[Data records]
□ □ □
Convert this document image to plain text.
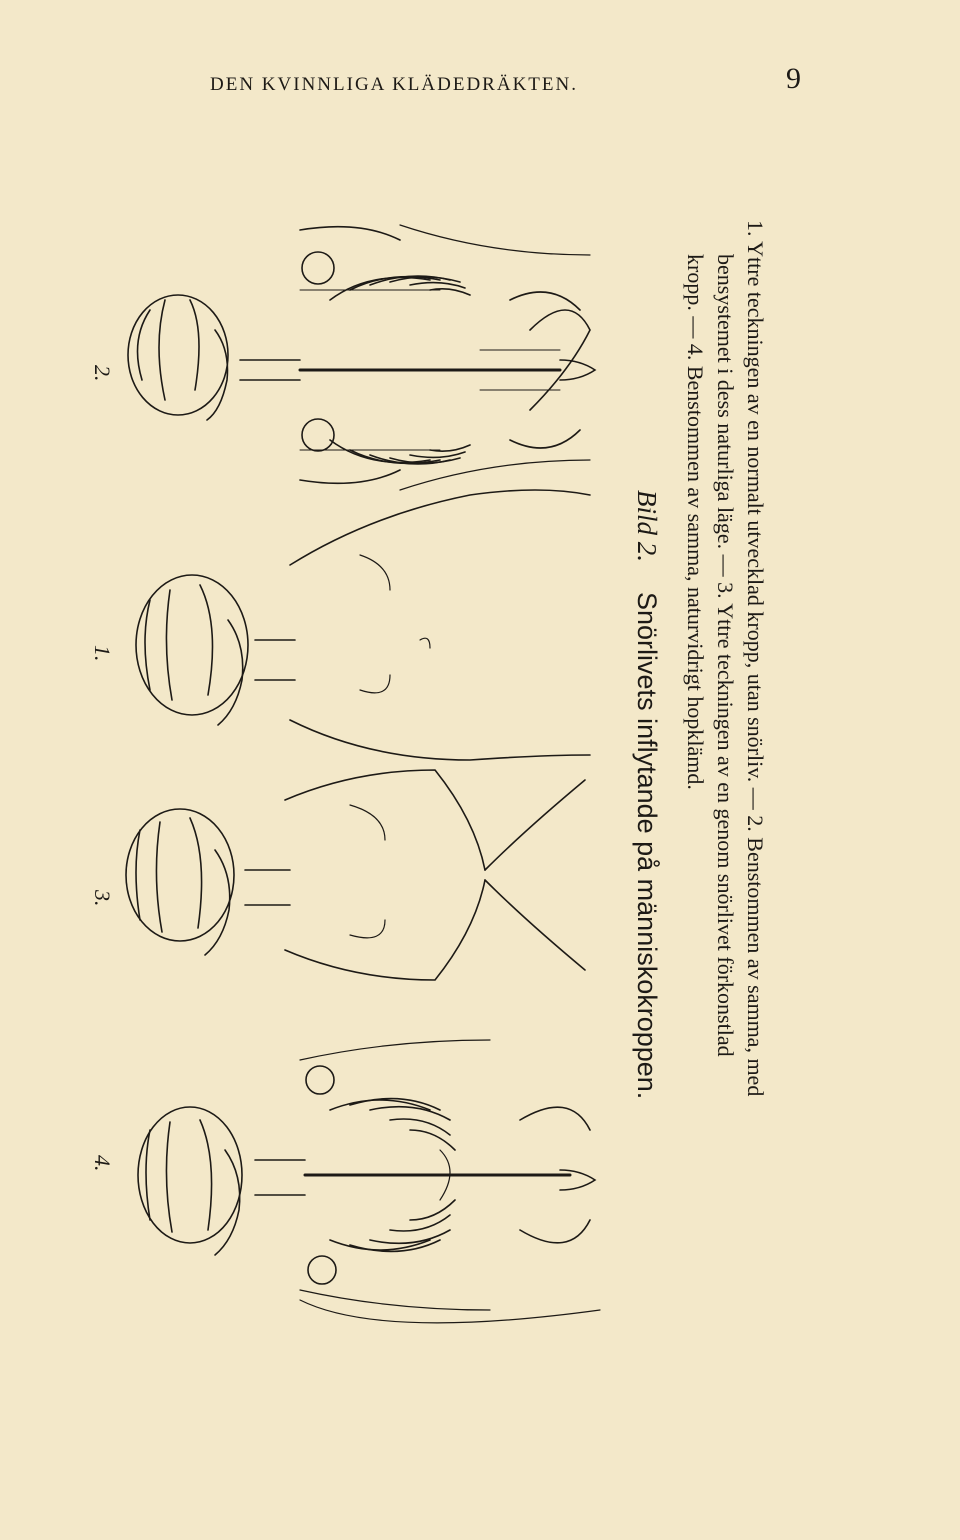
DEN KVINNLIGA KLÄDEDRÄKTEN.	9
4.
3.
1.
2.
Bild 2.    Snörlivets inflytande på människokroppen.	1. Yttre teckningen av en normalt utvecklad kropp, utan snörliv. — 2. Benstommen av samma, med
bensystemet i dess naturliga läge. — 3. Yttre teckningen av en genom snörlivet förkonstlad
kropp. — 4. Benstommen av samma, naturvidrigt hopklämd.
□ □ □
GOAL OF THE EXERCISE: Reproduce every line from the preceding data in which the word "samma" can be found.

ANSWER SECTION:
Bild 2.    Snörlivets inflytande på människokroppen.	1. Yttre teckningen av en normalt utvecklad kropp, utan snörliv. — 2. Benstommen av samma, med
kropp. — 4. Benstommen av samma, naturvidrigt hopklämd.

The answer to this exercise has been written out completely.